_Exercise requirements_
Reproduce the material in full, exactly as written.
* Begin Record excerpts *
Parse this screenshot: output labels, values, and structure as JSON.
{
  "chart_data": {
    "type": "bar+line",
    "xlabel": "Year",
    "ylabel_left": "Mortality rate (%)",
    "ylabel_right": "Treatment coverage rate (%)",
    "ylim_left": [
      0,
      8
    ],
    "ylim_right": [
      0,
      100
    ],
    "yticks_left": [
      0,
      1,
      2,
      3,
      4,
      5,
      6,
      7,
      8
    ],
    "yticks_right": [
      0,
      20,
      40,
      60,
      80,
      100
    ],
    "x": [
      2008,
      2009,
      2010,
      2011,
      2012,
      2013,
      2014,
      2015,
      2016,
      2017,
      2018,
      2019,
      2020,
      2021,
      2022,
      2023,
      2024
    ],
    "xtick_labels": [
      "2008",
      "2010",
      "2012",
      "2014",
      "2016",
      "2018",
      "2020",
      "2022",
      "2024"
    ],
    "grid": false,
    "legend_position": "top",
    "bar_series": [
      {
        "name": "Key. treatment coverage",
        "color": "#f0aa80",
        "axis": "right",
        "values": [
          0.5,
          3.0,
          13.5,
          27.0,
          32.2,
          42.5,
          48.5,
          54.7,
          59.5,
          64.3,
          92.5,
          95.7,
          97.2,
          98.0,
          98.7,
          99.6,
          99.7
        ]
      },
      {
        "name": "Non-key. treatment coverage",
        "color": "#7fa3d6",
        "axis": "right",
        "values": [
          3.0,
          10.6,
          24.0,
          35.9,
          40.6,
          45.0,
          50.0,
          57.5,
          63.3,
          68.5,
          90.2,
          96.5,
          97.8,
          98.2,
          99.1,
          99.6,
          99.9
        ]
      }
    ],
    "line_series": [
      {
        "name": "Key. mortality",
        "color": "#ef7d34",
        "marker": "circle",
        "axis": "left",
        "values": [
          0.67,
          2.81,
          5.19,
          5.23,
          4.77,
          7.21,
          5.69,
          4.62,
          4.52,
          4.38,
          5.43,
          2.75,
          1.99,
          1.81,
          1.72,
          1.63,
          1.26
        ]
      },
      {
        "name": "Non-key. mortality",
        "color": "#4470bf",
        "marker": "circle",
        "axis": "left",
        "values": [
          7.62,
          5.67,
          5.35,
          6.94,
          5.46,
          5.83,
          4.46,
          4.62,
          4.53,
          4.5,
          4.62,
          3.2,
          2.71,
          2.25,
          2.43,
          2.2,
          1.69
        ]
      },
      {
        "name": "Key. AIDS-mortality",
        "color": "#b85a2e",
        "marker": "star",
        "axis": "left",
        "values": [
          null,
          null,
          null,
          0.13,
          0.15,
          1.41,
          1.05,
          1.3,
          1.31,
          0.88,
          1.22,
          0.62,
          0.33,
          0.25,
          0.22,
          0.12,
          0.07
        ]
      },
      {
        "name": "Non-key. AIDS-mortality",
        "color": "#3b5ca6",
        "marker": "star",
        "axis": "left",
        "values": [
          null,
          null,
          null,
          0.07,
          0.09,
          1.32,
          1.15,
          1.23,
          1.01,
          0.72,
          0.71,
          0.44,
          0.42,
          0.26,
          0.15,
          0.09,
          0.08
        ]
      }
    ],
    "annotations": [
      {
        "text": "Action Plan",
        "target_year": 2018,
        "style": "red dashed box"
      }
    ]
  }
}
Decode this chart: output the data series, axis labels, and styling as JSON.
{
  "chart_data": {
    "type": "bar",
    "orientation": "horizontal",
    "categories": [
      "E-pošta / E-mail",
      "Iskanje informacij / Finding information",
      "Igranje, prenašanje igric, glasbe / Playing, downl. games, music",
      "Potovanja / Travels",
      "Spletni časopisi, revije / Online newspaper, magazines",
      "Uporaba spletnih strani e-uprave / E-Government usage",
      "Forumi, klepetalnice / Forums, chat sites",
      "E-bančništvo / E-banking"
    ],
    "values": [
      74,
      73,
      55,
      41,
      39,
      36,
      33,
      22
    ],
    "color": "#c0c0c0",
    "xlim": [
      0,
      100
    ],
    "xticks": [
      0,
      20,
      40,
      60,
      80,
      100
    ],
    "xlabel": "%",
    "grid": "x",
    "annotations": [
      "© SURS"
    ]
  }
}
* End Record excerpts *
_Response to this task_
Parse this screenshot: output labels, values, and structure as JSON.
{
  "chart_data": {
    "type": "bar+line",
    "xlabel": "Year",
    "ylabel_left": "Mortality rate (%)",
    "ylabel_right": "Treatment coverage rate (%)",
    "ylim_left": [
      0,
      8
    ],
    "ylim_right": [
      0,
      100
    ],
    "yticks_left": [
      0,
      1,
      2,
      3,
      4,
      5,
      6,
      7,
      8
    ],
    "yticks_right": [
      0,
      20,
      40,
      60,
      80,
      100
    ],
    "x": [
      2008,
      2009,
      2010,
      2011,
      2012,
      2013,
      2014,
      2015,
      2016,
      2017,
      2018,
      2019,
      2020,
      2021,
      2022,
      2023,
      2024
    ],
    "xtick_labels": [
      "2008",
      "2010",
      "2012",
      "2014",
      "2016",
      "2018",
      "2020",
      "2022",
      "2024"
    ],
    "grid": false,
    "legend_position": "top",
    "bar_series": [
      {
        "name": "Key. treatment coverage",
        "color": "#f0aa80",
        "axis": "right",
        "values": [
          0.5,
          3.0,
          13.5,
          27.0,
          32.2,
          42.5,
          48.5,
          54.7,
          59.5,
          64.3,
          92.5,
          95.7,
          97.2,
          98.0,
          98.7,
          99.6,
          99.7
        ]
      },
      {
        "name": "Non-key. treatment coverage",
        "color": "#7fa3d6",
        "axis": "right",
        "values": [
          3.0,
          10.6,
          24.0,
          35.9,
          40.6,
          45.0,
          50.0,
          57.5,
          63.3,
          68.5,
          90.2,
          96.5,
          97.8,
          98.2,
          99.1,
          99.6,
          99.9
        ]
      }
    ],
    "line_series": [
      {
        "name": "Key. mortality",
        "color": "#ef7d34",
        "marker": "circle",
        "axis": "left",
        "values": [
          0.67,
          2.81,
          5.19,
          5.23,
          4.77,
          7.21,
          5.69,
          4.62,
          4.52,
          4.38,
          5.43,
          2.75,
          1.99,
          1.81,
          1.72,
          1.63,
          1.26
        ]
      },
      {
        "name": "Non-key. mortality",
        "color": "#4470bf",
        "marker": "circle",
        "axis": "left",
        "values": [
          7.62,
          5.67,
          5.35,
          6.94,
          5.46,
          5.83,
          4.46,
          4.62,
          4.53,
          4.5,
          4.62,
          3.2,
          2.71,
          2.25,
          2.43,
          2.2,
          1.69
        ]
      },
      {
        "name": "Key. AIDS-mortality",
        "color": "#b85a2e",
        "marker": "star",
        "axis": "left",
        "values": [
          null,
          null,
          null,
          0.13,
          0.15,
          1.41,
          1.05,
          1.3,
          1.31,
          0.88,
          1.22,
          0.62,
          0.33,
          0.25,
          0.22,
          0.12,
          0.07
        ]
      },
      {
        "name": "Non-key. AIDS-mortality",
        "color": "#3b5ca6",
        "marker": "star",
        "axis": "left",
        "values": [
          null,
          null,
          null,
          0.07,
          0.09,
          1.32,
          1.15,
          1.23,
          1.01,
          0.72,
          0.71,
          0.44,
          0.42,
          0.26,
          0.15,
          0.09,
          0.08
        ]
      }
    ],
    "annotations": [
      {
        "text": "Action Plan",
        "target_year": 2018,
        "style": "red dashed box"
      }
    ]
  }
}
Decode this chart: output the data series, axis labels, and styling as JSON.
{
  "chart_data": {
    "type": "bar",
    "orientation": "horizontal",
    "categories": [
      "E-pošta / E-mail",
      "Iskanje informacij / Finding information",
      "Igranje, prenašanje igric, glasbe / Playing, downl. games, music",
      "Potovanja / Travels",
      "Spletni časopisi, revije / Online newspaper, magazines",
      "Uporaba spletnih strani e-uprave / E-Government usage",
      "Forumi, klepetalnice / Forums, chat sites",
      "E-bančništvo / E-banking"
    ],
    "values": [
      74,
      73,
      55,
      41,
      39,
      36,
      33,
      22
    ],
    "color": "#c0c0c0",
    "xlim": [
      0,
      100
    ],
    "xticks": [
      0,
      20,
      40,
      60,
      80,
      100
    ],
    "xlabel": "%",
    "grid": "x",
    "annotations": [
      "© SURS"
    ]
  }
}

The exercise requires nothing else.